> _PROVIDED ENTRIES_
· · · · · · ·
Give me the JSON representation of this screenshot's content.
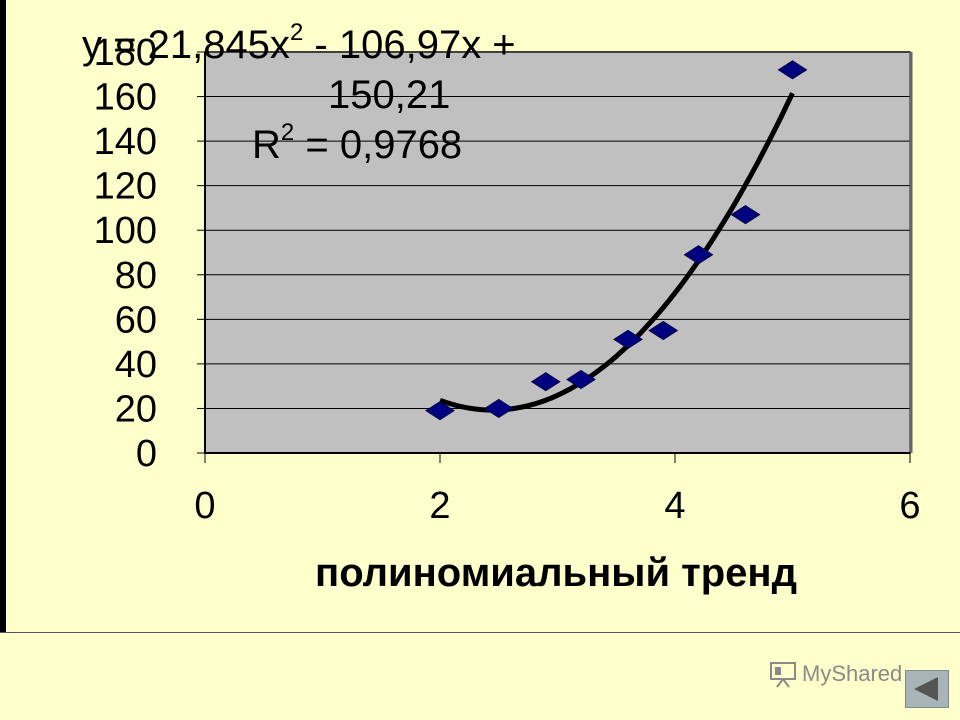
{
  "chart_data": {
    "type": "scatter",
    "title": "",
    "xlabel": "полиномиальный тренд",
    "ylabel": "",
    "xlim": [
      0,
      6
    ],
    "ylim": [
      0,
      180
    ],
    "x_ticks": [
      "0",
      "2",
      "4",
      "6"
    ],
    "y_ticks": [
      "0",
      "20",
      "40",
      "60",
      "80",
      "100",
      "120",
      "140",
      "160",
      "180"
    ],
    "grid": true,
    "legend": "none",
    "series": [
      {
        "values_x": [
          2.0,
          2.5,
          2.9,
          3.2,
          3.6,
          3.9,
          4.2,
          4.6,
          5.0
        ],
        "values_y": [
          19,
          20,
          32,
          33,
          51,
          55,
          89,
          107,
          172
        ]
      }
    ],
    "trendline": {
      "type": "polynomial",
      "coefficients": [
        21.845,
        -106.97,
        150.21
      ],
      "x_range": [
        2.0,
        5.0
      ]
    },
    "annotations": {
      "equation_line1": "y = 21,845x",
      "equation_exp1": "2",
      "equation_line1_rest": " - 106,97x +",
      "equation_line2": "150,21",
      "r2_prefix": "R",
      "r2_exp": "2",
      "r2_rest": " = 0,9768"
    },
    "colors": {
      "plot_bg": "#c0c0c0",
      "marker": "#000080",
      "trend": "#000000",
      "page_bg": "#ffffcc"
    }
  },
  "watermark": {
    "text": "MyShared",
    "icon": "presentation-icon"
  },
  "controls": {
    "back_icon": "triangle-left-icon"
  }
}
· · · · · · ·
Make an exact copy of all entries above, dropping the images.

> _FULL OUTPUT_
Give me the JSON representation of this screenshot's content.
{
  "chart_data": {
    "type": "scatter",
    "title": "",
    "xlabel": "полиномиальный тренд",
    "ylabel": "",
    "xlim": [
      0,
      6
    ],
    "ylim": [
      0,
      180
    ],
    "x_ticks": [
      "0",
      "2",
      "4",
      "6"
    ],
    "y_ticks": [
      "0",
      "20",
      "40",
      "60",
      "80",
      "100",
      "120",
      "140",
      "160",
      "180"
    ],
    "grid": true,
    "legend": "none",
    "series": [
      {
        "values_x": [
          2.0,
          2.5,
          2.9,
          3.2,
          3.6,
          3.9,
          4.2,
          4.6,
          5.0
        ],
        "values_y": [
          19,
          20,
          32,
          33,
          51,
          55,
          89,
          107,
          172
        ]
      }
    ],
    "trendline": {
      "type": "polynomial",
      "coefficients": [
        21.845,
        -106.97,
        150.21
      ],
      "x_range": [
        2.0,
        5.0
      ]
    },
    "annotations": {
      "equation_line1": "y = 21,845x",
      "equation_exp1": "2",
      "equation_line1_rest": " - 106,97x +",
      "equation_line2": "150,21",
      "r2_prefix": "R",
      "r2_exp": "2",
      "r2_rest": " = 0,9768"
    },
    "colors": {
      "plot_bg": "#c0c0c0",
      "marker": "#000080",
      "trend": "#000000",
      "page_bg": "#ffffcc"
    }
  },
  "watermark": {
    "text": "MyShared",
    "icon": "presentation-icon"
  },
  "controls": {
    "back_icon": "triangle-left-icon"
  }
}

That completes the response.